* [TASK MATERIAL]:
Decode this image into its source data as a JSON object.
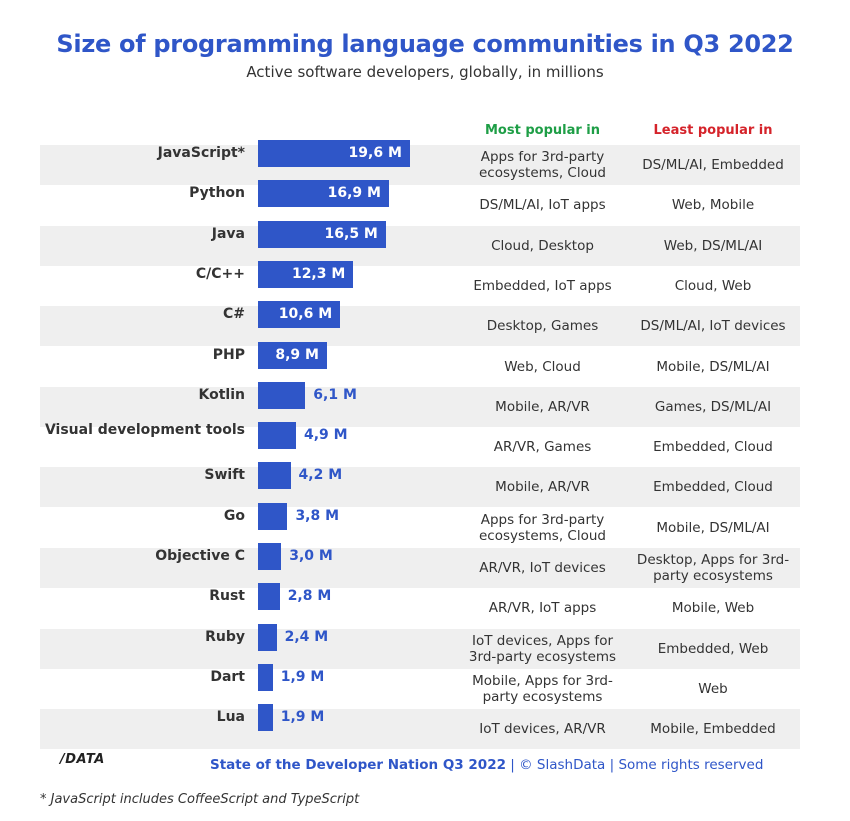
{
  "header": {
    "title": "Size of programming language communities in Q3 2022",
    "subtitle": "Active software developers, globally, in millions",
    "most_popular_label": "Most popular in",
    "least_popular_label": "Least popular in"
  },
  "chart_data": {
    "type": "bar",
    "orientation": "horizontal",
    "title": "Size of programming language communities in Q3 2022",
    "subtitle": "Active software developers, globally, in millions",
    "unit": "M",
    "categories": [
      "JavaScript*",
      "Python",
      "Java",
      "C/C++",
      "C#",
      "PHP",
      "Kotlin",
      "Visual development tools",
      "Swift",
      "Go",
      "Objective C",
      "Rust",
      "Ruby",
      "Dart",
      "Lua"
    ],
    "values": [
      19.6,
      16.9,
      16.5,
      12.3,
      10.6,
      8.9,
      6.1,
      4.9,
      4.2,
      3.8,
      3.0,
      2.8,
      2.4,
      1.9,
      1.9
    ],
    "value_labels": [
      "19,6 M",
      "16,9 M",
      "16,5 M",
      "12,3 M",
      "10,6 M",
      "8,9 M",
      "6,1 M",
      "4,9 M",
      "4,2 M",
      "3,8 M",
      "3,0 M",
      "2,8 M",
      "2,4 M",
      "1,9 M",
      "1,9 M"
    ],
    "bar_color": "#2f56c8",
    "grid": false
  },
  "table": {
    "most_popular": [
      "Apps for 3rd-party ecosystems, Cloud",
      "DS/ML/AI, IoT apps",
      "Cloud, Desktop",
      "Embedded, IoT apps",
      "Desktop, Games",
      "Web, Cloud",
      "Mobile, AR/VR",
      "AR/VR, Games",
      "Mobile, AR/VR",
      "Apps for 3rd-party ecosystems, Cloud",
      "AR/VR, IoT devices",
      "AR/VR, IoT apps",
      "IoT devices, Apps for 3rd-party ecosystems",
      "Mobile, Apps for 3rd-party ecosystems",
      "IoT devices, AR/VR"
    ],
    "least_popular": [
      "DS/ML/AI, Embedded",
      "Web, Mobile",
      "Web, DS/ML/AI",
      "Cloud, Web",
      "DS/ML/AI, IoT devices",
      "Mobile, DS/ML/AI",
      "Games, DS/ML/AI",
      "Embedded, Cloud",
      "Embedded, Cloud",
      "Mobile, DS/ML/AI",
      "Desktop, Apps for 3rd-party ecosystems",
      "Mobile, Web",
      "Embedded, Web",
      "Web",
      "Mobile, Embedded"
    ]
  },
  "footer": {
    "logo": "/DATA",
    "source_bold": "State of the Developer Nation Q3 2022",
    "source_rest": " | © SlashData | Some rights reserved",
    "footnote": "* JavaScript includes CoffeeScript and TypeScript"
  },
  "colors": {
    "brand": "#2f56c8",
    "most_popular": "#1e9e46",
    "least_popular": "#d5232a",
    "stripe": "#efefef"
  }
}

* [WHAT YOU SHOULD DO]:
Look through the entries above; copy each line where the string "Cloud" appears.

* [RESULT FOR THIS TASK]:
      "Apps for 3rd-party ecosystems, Cloud",
      "Cloud, Desktop",
      "Web, Cloud",
      "Apps for 3rd-party ecosystems, Cloud",
      "Cloud, Web",
      "Embedded, Cloud",
      "Embedded, Cloud",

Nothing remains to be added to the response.